- _Direction_
Skip the images and return the records below exactly.

Dataset items
+---+

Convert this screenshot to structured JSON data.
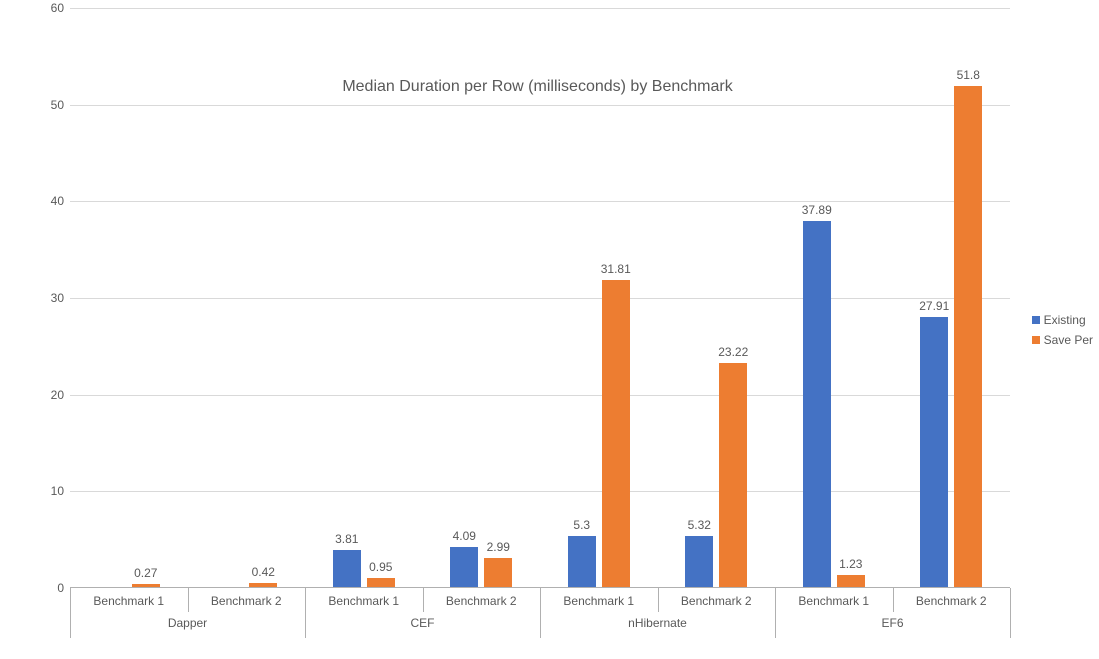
{
  "chart_data": {
    "type": "bar",
    "title": "Median Duration per Row (milliseconds) by Benchmark",
    "ylabel": "",
    "xlabel": "",
    "ylim": [
      0,
      60
    ],
    "ytick_step": 10,
    "groups": [
      {
        "name": "Dapper",
        "sub": [
          "Benchmark 1",
          "Benchmark 2"
        ]
      },
      {
        "name": "CEF",
        "sub": [
          "Benchmark 1",
          "Benchmark 2"
        ]
      },
      {
        "name": "nHibernate",
        "sub": [
          "Benchmark 1",
          "Benchmark 2"
        ]
      },
      {
        "name": "EF6",
        "sub": [
          "Benchmark 1",
          "Benchmark 2"
        ]
      }
    ],
    "series": [
      {
        "name": "Existing",
        "color": "#4472C4",
        "values": [
          null,
          null,
          3.81,
          4.09,
          5.3,
          5.32,
          37.89,
          27.91
        ]
      },
      {
        "name": "Save Per",
        "color": "#ED7D31",
        "values": [
          0.27,
          0.42,
          0.95,
          2.99,
          31.81,
          23.22,
          1.23,
          51.8
        ]
      }
    ],
    "legend": {
      "position": "right",
      "items": [
        "Existing",
        "Save Per"
      ]
    }
  },
  "yticks": [
    "0",
    "10",
    "20",
    "30",
    "40",
    "50",
    "60"
  ]
}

+---+

- _Answer for this exercise_
Convert this screenshot to structured JSON data.
{
  "chart_data": {
    "type": "bar",
    "title": "Median Duration per Row (milliseconds) by Benchmark",
    "ylabel": "",
    "xlabel": "",
    "ylim": [
      0,
      60
    ],
    "ytick_step": 10,
    "groups": [
      {
        "name": "Dapper",
        "sub": [
          "Benchmark 1",
          "Benchmark 2"
        ]
      },
      {
        "name": "CEF",
        "sub": [
          "Benchmark 1",
          "Benchmark 2"
        ]
      },
      {
        "name": "nHibernate",
        "sub": [
          "Benchmark 1",
          "Benchmark 2"
        ]
      },
      {
        "name": "EF6",
        "sub": [
          "Benchmark 1",
          "Benchmark 2"
        ]
      }
    ],
    "series": [
      {
        "name": "Existing",
        "color": "#4472C4",
        "values": [
          null,
          null,
          3.81,
          4.09,
          5.3,
          5.32,
          37.89,
          27.91
        ]
      },
      {
        "name": "Save Per",
        "color": "#ED7D31",
        "values": [
          0.27,
          0.42,
          0.95,
          2.99,
          31.81,
          23.22,
          1.23,
          51.8
        ]
      }
    ],
    "legend": {
      "position": "right",
      "items": [
        "Existing",
        "Save Per"
      ]
    }
  },
  "yticks": [
    "0",
    "10",
    "20",
    "30",
    "40",
    "50",
    "60"
  ]
}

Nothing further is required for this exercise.